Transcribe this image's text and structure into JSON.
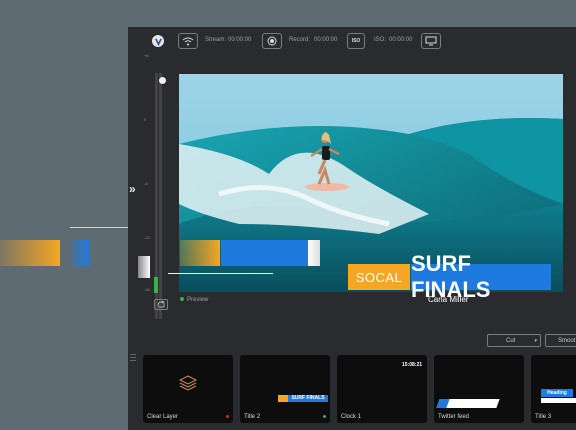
{
  "toolbar": {
    "stream_label": "Stream:",
    "stream_time": "00:00:00",
    "record_label": "Record:",
    "record_time": "00:00:00",
    "iso_badge": "ISO",
    "iso_label": "ISO:",
    "iso_time": "00:00:00"
  },
  "meter": {
    "tick_labels": [
      "+6",
      "0",
      "-6",
      "-12",
      "-18"
    ]
  },
  "expand_glyph": "»",
  "preview": {
    "label": "Preview",
    "lower_third": {
      "tag": "SOCAL",
      "title": "SURF FINALS",
      "name": "Carla Miller"
    }
  },
  "transitions": {
    "cut_label": "Cut",
    "smooth_label": "Smoot"
  },
  "tiles": [
    {
      "label": "Clear Layer",
      "dot_color": "#d0272a",
      "thumb_text": ""
    },
    {
      "label": "Title 2",
      "dot_color": "#38b24a",
      "thumb_text": "SURF FINALS"
    },
    {
      "label": "Clock 1",
      "dot_color": "",
      "thumb_text": "15:08:21"
    },
    {
      "label": "Twitter feed",
      "dot_color": "",
      "thumb_text": ""
    },
    {
      "label": "Title 3",
      "dot_color": "",
      "thumb_text": "Heading"
    }
  ],
  "colors": {
    "accent_blue": "#1f7ae0",
    "accent_orange": "#f5a623",
    "tally_green": "#38b24a",
    "tally_red": "#d0272a"
  }
}
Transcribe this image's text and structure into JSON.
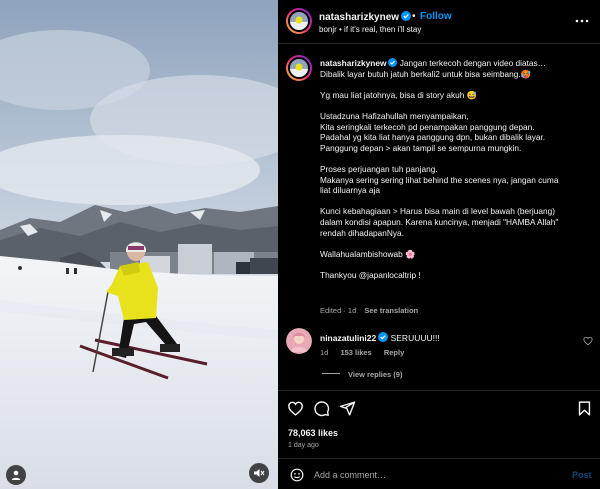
{
  "colors": {
    "accent": "#0095f6",
    "muted": "#a8a8a8",
    "verified": "#0095f6",
    "background": "#000000",
    "jacket": "#e8e21c"
  },
  "post": {
    "header": {
      "username": "natasharizkynew",
      "separator": "•",
      "follow_label": "Follow",
      "subtitle": "bonjr • if it's real, then i'll stay"
    },
    "caption": {
      "username": "natasharizkynew",
      "text": "Jangan terkecoh dengan video diatas…\nDibalik layar butuh jatuh berkali2 untuk bisa seimbang.🥵\n\nYg mau liat jatohnya, bisa di story akuh 😅\n\nUstadzuna Hafizahullah menyampaikan,\nKita seringkali terkecoh pd penampakan panggung depan.\nPadahal yg kita liat hanya panggung dpn, bukan dibalik layar.\nPanggung depan > akan tampil se sempurna mungkin.\n\nProses perjuangan tuh panjang.\nMakanya sering sering lihat behind the scenes nya, jangan cuma\nliat diluarnya aja\n\nKunci kebahagiaan > Harus bisa main di level bawah (berjuang)\ndalam kondisi apapun. Karena kuncinya, menjadi \"HAMBA Allah\"\nrendah dihadapanNya.\n\nWallahualambishowab 🌸\n\nThankyou @japanlocaltrip !",
      "edited": "Edited · 1d",
      "see_translation": "See translation"
    },
    "comments": [
      {
        "username": "ninazatulini22",
        "text": "SERUUUU!!!",
        "time": "1d",
        "likes": "153 likes",
        "reply_label": "Reply",
        "view_replies": "View replies (9)"
      }
    ],
    "likes": "78,063 likes",
    "time_ago": "1 day ago",
    "comment_input": {
      "placeholder": "Add a comment…",
      "post_label": "Post"
    },
    "icons": [
      "heart-icon",
      "comment-icon",
      "share-icon",
      "bookmark-icon",
      "emoji-icon",
      "more-icon",
      "user-tag-icon",
      "mute-icon"
    ]
  }
}
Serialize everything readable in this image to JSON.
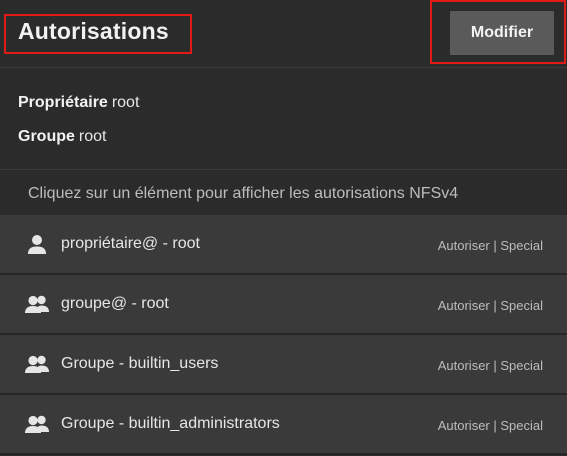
{
  "header": {
    "title": "Autorisations",
    "modify_label": "Modifier"
  },
  "owner": {
    "owner_label": "Propriétaire",
    "owner_value": "root",
    "group_label": "Groupe",
    "group_value": "root"
  },
  "hint": "Cliquez sur un élément pour afficher les autorisations NFSv4",
  "entries": [
    {
      "icon": "user-icon",
      "name": "propriétaire@ - root",
      "permission": "Autoriser | Special"
    },
    {
      "icon": "group-icon",
      "name": "groupe@ - root",
      "permission": "Autoriser | Special"
    },
    {
      "icon": "group-icon",
      "name": "Groupe - builtin_users",
      "permission": "Autoriser | Special"
    },
    {
      "icon": "group-icon",
      "name": "Groupe - builtin_administrators",
      "permission": "Autoriser | Special"
    }
  ],
  "colors": {
    "background": "#2b2b2b",
    "row_background": "#3a3a3a",
    "button_background": "#5a5a5a",
    "highlight_border": "#e01919"
  }
}
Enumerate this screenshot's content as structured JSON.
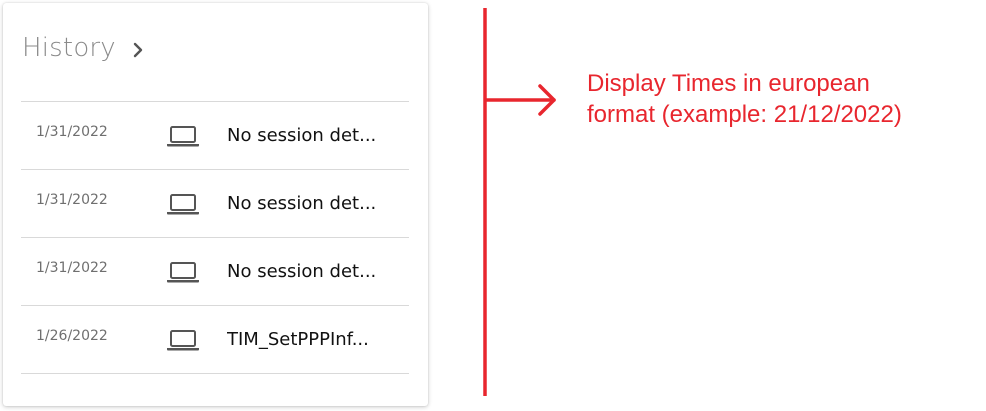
{
  "history": {
    "title": "History",
    "entries": [
      {
        "date": "1/31/2022",
        "icon": "laptop-icon",
        "text": "No session det..."
      },
      {
        "date": "1/31/2022",
        "icon": "laptop-icon",
        "text": "No session det..."
      },
      {
        "date": "1/31/2022",
        "icon": "laptop-icon",
        "text": "No session det..."
      },
      {
        "date": "1/26/2022",
        "icon": "laptop-icon",
        "text": "TIM_SetPPPInf..."
      }
    ]
  },
  "annotation": {
    "text_line1": "Display Times in european",
    "text_line2": "format (example: 21/12/2022)",
    "color": "#e8262e"
  }
}
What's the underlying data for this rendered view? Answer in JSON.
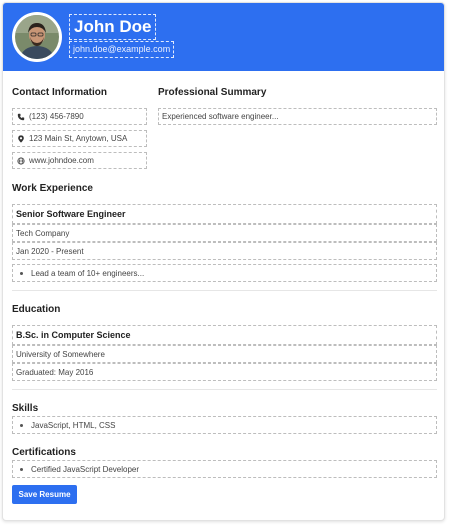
⁂
Write the full listing out again with every line unchanged, but include no pictures.

**EXERCISE ANSWER**
Transcribe this image's text and structure into JSON.
{
  "toolbar": {
    "stream_label": "Stream:",
    "stream_time": "00:00:00",
    "record_label": "Record:",
    "record_time": "00:00:00",
    "iso_badge": "ISO",
    "iso_label": "ISO:",
    "iso_time": "00:00:00"
  },
  "meter": {
    "tick_labels": [
      "+6",
      "0",
      "-6",
      "-12",
      "-18"
    ]
  },
  "expand_glyph": "»",
  "preview": {
    "label": "Preview",
    "lower_third": {
      "tag": "SOCAL",
      "title": "SURF FINALS",
      "name": "Carla Miller"
    }
  },
  "transitions": {
    "cut_label": "Cut",
    "smooth_label": "Smoot"
  },
  "tiles": [
    {
      "label": "Clear Layer",
      "dot_color": "#d0272a",
      "thumb_text": ""
    },
    {
      "label": "Title 2",
      "dot_color": "#38b24a",
      "thumb_text": "SURF FINALS"
    },
    {
      "label": "Clock 1",
      "dot_color": "",
      "thumb_text": "15:08:21"
    },
    {
      "label": "Twitter feed",
      "dot_color": "",
      "thumb_text": ""
    },
    {
      "label": "Title 3",
      "dot_color": "",
      "thumb_text": "Heading"
    }
  ],
  "colors": {
    "accent_blue": "#1f7ae0",
    "accent_orange": "#f5a623",
    "tally_green": "#38b24a",
    "tally_red": "#d0272a"
  }
}
Transcribe this image's text and structure into JSON.
{
  "colors": {
    "accent": "#0095f6",
    "muted": "#a8a8a8",
    "verified": "#0095f6",
    "background": "#000000",
    "jacket": "#e8e21c"
  },
  "post": {
    "header": {
      "username": "natasharizkynew",
      "separator": "•",
      "follow_label": "Follow",
      "subtitle": "bonjr • if it's real, then i'll stay"
    },
    "caption": {
      "username": "natasharizkynew",
      "text": "Jangan terkecoh dengan video diatas…\nDibalik layar butuh jatuh berkali2 untuk bisa seimbang.🥵\n\nYg mau liat jatohnya, bisa di story akuh 😅\n\nUstadzuna Hafizahullah menyampaikan,\nKita seringkali terkecoh pd penampakan panggung depan.\nPadahal yg kita liat hanya panggung dpn, bukan dibalik layar.\nPanggung depan > akan tampil se sempurna mungkin.\n\nProses perjuangan tuh panjang.\nMakanya sering sering lihat behind the scenes nya, jangan cuma\nliat diluarnya aja\n\nKunci kebahagiaan > Harus bisa main di level bawah (berjuang)\ndalam kondisi apapun. Karena kuncinya, menjadi \"HAMBA Allah\"\nrendah dihadapanNya.\n\nWallahualambishowab 🌸\n\nThankyou @japanlocaltrip !",
      "edited": "Edited · 1d",
      "see_translation": "See translation"
    },
    "comments": [
      {
        "username": "ninazatulini22",
        "text": "SERUUUU!!!",
        "time": "1d",
        "likes": "153 likes",
        "reply_label": "Reply",
        "view_replies": "View replies (9)"
      }
    ],
    "likes": "78,063 likes",
    "time_ago": "1 day ago",
    "comment_input": {
      "placeholder": "Add a comment…",
      "post_label": "Post"
    },
    "icons": [
      "heart-icon",
      "comment-icon",
      "share-icon",
      "bookmark-icon",
      "emoji-icon",
      "more-icon",
      "user-tag-icon",
      "mute-icon"
    ]
  }
}
Serialize everything readable in this image to JSON.
{
  "header": {
    "title": "Autorisations",
    "modify_label": "Modifier"
  },
  "owner": {
    "owner_label": "Propriétaire",
    "owner_value": "root",
    "group_label": "Groupe",
    "group_value": "root"
  },
  "hint": "Cliquez sur un élément pour afficher les autorisations NFSv4",
  "entries": [
    {
      "icon": "user-icon",
      "name": "propriétaire@ - root",
      "permission": "Autoriser | Special"
    },
    {
      "icon": "group-icon",
      "name": "groupe@ - root",
      "permission": "Autoriser | Special"
    },
    {
      "icon": "group-icon",
      "name": "Groupe - builtin_users",
      "permission": "Autoriser | Special"
    },
    {
      "icon": "group-icon",
      "name": "Groupe - builtin_administrators",
      "permission": "Autoriser | Special"
    }
  ],
  "colors": {
    "background": "#2b2b2b",
    "row_background": "#3a3a3a",
    "button_background": "#5a5a5a",
    "highlight_border": "#e01919"
  }
}
Enumerate this screenshot's content as structured JSON.
{
  "history": {
    "title": "History",
    "entries": [
      {
        "date": "1/31/2022",
        "icon": "laptop-icon",
        "text": "No session det..."
      },
      {
        "date": "1/31/2022",
        "icon": "laptop-icon",
        "text": "No session det..."
      },
      {
        "date": "1/31/2022",
        "icon": "laptop-icon",
        "text": "No session det..."
      },
      {
        "date": "1/26/2022",
        "icon": "laptop-icon",
        "text": "TIM_SetPPPInf..."
      }
    ]
  },
  "annotation": {
    "text_line1": "Display Times in european",
    "text_line2": "format (example: 21/12/2022)",
    "color": "#e8262e"
  }
}
What's the underlying data for this rendered view? Answer in JSON.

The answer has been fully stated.